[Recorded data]
-- -- --

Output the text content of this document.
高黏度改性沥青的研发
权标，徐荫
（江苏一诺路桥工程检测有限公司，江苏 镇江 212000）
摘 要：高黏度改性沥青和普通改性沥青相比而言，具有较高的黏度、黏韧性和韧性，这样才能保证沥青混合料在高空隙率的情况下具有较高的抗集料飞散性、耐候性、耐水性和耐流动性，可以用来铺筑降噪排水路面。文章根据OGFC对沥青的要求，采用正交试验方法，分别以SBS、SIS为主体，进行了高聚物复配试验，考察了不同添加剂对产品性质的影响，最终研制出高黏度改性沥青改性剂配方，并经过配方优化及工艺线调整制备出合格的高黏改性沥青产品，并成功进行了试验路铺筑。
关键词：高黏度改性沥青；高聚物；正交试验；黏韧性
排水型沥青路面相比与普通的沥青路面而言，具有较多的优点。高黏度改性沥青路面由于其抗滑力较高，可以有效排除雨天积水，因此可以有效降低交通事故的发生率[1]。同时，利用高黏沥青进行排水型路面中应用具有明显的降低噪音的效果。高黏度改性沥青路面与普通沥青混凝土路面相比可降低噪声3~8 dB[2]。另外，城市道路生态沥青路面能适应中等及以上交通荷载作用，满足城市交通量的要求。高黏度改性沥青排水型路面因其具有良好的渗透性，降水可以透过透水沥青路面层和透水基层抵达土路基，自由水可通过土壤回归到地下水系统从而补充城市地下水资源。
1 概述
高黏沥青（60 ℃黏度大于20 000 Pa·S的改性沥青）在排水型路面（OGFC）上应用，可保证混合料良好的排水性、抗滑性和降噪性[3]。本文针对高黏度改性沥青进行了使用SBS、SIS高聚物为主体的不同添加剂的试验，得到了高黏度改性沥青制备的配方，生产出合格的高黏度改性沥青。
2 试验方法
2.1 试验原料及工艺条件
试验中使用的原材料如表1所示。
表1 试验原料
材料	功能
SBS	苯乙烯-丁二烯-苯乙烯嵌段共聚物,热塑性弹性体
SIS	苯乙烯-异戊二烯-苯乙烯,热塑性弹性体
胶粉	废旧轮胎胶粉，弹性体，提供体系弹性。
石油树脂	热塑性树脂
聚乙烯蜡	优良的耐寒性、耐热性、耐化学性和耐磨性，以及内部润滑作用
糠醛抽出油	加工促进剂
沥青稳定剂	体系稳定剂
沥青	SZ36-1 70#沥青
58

-- -- --

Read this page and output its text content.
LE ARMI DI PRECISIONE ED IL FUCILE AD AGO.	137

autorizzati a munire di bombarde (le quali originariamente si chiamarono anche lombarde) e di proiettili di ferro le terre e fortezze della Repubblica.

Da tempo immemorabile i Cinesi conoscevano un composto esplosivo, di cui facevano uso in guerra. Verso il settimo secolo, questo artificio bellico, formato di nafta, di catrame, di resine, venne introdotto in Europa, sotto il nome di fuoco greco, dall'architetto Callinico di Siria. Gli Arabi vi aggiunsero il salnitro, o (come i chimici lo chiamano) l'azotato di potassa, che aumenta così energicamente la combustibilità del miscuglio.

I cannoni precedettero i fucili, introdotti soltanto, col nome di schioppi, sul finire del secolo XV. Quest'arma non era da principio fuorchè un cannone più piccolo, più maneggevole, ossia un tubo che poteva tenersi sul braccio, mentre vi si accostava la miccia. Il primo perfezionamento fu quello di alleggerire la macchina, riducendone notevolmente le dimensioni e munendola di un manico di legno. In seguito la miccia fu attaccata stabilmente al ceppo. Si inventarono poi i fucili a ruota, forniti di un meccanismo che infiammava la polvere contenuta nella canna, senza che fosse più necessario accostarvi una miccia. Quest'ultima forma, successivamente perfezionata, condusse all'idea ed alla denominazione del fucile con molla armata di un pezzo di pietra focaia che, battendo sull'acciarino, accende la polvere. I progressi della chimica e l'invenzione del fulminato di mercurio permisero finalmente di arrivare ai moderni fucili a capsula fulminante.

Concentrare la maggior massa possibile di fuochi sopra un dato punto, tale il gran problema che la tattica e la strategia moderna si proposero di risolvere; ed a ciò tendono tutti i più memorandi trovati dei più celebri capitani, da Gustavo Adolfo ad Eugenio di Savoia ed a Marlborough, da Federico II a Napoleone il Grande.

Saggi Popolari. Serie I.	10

-- -- --

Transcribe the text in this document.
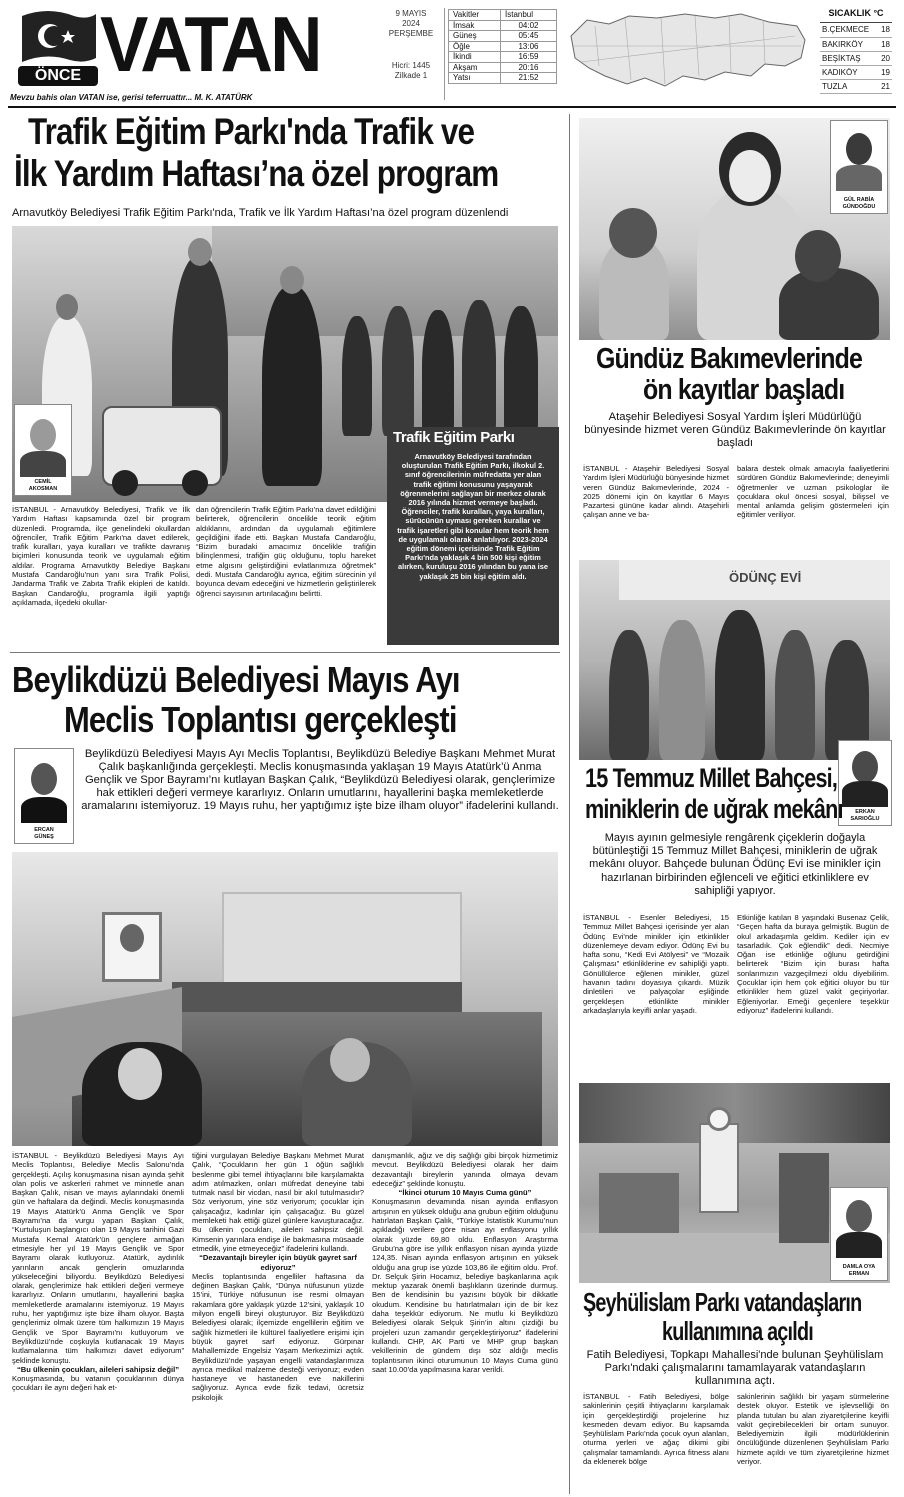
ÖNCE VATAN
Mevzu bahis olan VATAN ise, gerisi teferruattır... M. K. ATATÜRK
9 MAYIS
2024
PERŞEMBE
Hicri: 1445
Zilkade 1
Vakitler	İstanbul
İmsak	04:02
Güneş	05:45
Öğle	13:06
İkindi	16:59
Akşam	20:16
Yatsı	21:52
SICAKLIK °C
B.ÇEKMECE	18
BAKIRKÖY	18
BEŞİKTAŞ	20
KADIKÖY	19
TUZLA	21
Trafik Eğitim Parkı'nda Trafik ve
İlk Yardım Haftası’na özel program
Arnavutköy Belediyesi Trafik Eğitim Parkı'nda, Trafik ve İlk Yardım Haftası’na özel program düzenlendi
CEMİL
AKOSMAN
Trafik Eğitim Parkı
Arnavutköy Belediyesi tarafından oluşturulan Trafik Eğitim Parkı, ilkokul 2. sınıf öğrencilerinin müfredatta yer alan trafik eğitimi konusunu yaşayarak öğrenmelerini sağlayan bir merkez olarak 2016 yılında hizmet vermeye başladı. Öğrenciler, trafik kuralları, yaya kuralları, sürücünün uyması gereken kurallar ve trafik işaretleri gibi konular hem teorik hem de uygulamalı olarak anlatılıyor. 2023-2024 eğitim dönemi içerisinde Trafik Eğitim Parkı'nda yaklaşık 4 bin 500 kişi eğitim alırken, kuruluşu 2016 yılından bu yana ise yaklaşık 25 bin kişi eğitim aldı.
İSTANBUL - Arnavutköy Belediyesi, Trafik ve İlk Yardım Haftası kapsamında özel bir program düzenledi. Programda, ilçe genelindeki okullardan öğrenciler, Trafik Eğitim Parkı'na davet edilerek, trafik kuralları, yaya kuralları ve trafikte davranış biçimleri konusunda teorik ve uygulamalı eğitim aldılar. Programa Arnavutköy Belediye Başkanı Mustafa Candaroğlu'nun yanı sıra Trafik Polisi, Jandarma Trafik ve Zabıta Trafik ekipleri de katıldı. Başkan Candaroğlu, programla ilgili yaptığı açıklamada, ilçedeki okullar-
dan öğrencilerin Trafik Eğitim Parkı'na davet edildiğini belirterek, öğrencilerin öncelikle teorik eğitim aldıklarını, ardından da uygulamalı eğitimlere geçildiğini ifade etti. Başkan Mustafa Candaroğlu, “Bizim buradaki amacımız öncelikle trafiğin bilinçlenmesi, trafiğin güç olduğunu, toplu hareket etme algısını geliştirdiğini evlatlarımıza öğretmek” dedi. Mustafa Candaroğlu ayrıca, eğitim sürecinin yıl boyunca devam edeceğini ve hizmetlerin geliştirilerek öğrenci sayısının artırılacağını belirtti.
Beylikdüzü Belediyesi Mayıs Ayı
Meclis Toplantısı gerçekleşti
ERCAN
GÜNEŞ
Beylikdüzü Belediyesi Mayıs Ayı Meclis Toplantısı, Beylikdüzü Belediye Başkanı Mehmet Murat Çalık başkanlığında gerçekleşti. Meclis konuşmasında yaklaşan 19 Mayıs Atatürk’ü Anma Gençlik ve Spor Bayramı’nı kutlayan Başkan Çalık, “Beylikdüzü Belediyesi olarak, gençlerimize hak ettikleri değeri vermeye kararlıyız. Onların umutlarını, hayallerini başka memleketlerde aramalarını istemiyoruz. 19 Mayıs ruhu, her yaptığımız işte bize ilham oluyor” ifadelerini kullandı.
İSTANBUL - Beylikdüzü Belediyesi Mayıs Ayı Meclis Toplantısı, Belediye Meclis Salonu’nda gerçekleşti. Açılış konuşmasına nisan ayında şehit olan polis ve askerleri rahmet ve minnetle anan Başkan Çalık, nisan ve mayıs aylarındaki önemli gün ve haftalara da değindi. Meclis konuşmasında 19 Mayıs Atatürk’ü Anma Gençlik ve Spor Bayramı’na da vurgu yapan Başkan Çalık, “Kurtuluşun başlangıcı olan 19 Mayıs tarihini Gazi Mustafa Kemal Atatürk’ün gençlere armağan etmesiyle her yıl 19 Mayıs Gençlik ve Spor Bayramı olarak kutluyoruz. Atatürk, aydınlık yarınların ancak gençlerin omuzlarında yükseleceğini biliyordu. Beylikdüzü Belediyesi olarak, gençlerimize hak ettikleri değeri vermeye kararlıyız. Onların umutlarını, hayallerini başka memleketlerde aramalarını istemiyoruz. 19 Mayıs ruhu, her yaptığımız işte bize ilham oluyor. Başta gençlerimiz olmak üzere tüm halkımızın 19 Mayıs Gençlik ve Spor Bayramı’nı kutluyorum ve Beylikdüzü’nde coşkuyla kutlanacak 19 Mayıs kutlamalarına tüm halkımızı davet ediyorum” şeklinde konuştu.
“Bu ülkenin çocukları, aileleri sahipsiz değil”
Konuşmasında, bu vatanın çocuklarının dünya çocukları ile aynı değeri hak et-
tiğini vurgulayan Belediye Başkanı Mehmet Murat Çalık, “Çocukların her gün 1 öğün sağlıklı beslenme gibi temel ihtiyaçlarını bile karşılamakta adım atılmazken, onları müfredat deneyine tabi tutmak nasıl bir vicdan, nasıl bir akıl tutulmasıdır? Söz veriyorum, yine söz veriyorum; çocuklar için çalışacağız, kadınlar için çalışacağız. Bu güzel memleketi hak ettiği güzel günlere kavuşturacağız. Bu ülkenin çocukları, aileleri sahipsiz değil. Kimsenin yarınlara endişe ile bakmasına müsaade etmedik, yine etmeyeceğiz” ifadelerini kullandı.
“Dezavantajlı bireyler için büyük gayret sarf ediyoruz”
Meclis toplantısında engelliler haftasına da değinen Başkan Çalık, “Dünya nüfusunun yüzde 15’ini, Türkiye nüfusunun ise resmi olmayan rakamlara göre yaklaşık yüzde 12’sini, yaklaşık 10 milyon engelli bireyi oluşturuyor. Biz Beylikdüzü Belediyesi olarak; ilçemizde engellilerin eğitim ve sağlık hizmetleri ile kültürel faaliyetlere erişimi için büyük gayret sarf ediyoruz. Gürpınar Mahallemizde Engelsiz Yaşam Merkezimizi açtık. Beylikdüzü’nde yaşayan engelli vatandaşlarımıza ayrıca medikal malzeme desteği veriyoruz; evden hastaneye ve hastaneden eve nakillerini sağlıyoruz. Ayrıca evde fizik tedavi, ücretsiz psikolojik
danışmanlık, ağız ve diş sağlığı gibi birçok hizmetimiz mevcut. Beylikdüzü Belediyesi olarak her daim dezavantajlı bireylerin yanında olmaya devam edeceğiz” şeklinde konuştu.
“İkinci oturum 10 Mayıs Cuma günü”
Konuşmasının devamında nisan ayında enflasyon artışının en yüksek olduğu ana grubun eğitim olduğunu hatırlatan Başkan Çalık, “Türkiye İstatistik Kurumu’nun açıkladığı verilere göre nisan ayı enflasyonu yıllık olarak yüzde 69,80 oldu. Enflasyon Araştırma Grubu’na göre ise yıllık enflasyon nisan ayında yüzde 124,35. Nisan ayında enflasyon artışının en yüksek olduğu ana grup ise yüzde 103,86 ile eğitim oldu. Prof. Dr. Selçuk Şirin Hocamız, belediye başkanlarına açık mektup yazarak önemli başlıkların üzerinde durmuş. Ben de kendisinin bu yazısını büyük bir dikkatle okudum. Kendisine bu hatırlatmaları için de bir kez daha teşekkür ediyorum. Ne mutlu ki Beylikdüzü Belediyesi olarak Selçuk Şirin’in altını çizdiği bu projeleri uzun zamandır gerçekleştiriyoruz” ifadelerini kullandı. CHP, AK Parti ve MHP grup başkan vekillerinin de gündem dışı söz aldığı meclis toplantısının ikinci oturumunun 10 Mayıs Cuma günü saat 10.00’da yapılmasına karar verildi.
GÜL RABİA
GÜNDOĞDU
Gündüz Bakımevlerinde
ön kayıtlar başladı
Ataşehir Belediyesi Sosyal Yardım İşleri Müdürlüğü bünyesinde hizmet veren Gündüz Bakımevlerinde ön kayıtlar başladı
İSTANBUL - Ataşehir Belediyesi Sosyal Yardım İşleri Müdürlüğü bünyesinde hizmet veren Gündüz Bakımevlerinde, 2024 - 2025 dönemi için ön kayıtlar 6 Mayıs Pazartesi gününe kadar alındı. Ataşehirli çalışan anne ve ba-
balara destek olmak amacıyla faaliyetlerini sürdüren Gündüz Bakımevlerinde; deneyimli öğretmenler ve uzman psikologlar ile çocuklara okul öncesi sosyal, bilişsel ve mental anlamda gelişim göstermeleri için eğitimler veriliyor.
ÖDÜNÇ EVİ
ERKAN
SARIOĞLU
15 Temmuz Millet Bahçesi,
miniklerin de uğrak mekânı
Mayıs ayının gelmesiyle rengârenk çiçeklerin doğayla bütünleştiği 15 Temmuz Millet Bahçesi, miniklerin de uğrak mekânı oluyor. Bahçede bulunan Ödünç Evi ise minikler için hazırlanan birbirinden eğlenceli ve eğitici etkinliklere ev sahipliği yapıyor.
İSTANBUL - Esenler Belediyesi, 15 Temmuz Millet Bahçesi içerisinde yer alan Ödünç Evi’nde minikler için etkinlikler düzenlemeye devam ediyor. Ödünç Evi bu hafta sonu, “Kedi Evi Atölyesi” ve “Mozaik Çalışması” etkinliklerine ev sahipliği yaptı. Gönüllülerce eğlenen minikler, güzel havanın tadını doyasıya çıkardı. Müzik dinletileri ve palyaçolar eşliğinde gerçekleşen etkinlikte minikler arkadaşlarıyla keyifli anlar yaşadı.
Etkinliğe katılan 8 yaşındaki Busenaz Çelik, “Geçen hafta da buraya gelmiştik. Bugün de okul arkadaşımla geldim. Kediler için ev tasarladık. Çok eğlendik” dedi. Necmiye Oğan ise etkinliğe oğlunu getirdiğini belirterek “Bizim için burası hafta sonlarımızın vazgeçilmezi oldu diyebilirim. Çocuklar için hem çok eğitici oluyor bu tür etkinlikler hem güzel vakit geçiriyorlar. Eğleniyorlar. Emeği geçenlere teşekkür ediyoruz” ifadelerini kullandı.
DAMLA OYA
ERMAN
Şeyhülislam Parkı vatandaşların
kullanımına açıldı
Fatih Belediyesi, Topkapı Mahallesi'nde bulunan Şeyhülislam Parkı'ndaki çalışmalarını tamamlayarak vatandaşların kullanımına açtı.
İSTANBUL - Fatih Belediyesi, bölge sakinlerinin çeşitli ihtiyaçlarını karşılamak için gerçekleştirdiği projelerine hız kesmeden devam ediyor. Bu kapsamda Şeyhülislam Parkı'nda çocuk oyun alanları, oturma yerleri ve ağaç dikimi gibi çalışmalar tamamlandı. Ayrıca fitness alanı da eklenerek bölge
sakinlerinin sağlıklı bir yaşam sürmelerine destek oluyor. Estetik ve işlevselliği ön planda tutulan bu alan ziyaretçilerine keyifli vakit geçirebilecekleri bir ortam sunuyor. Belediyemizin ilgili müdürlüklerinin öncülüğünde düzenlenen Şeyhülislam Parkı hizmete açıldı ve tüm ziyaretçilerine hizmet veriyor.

-- -- --

◆ Exercise
Point out every line holding the string "document" and copy it.

◆ Solution to the exercise
Output the text content of this document.
Transcribe the text in this document.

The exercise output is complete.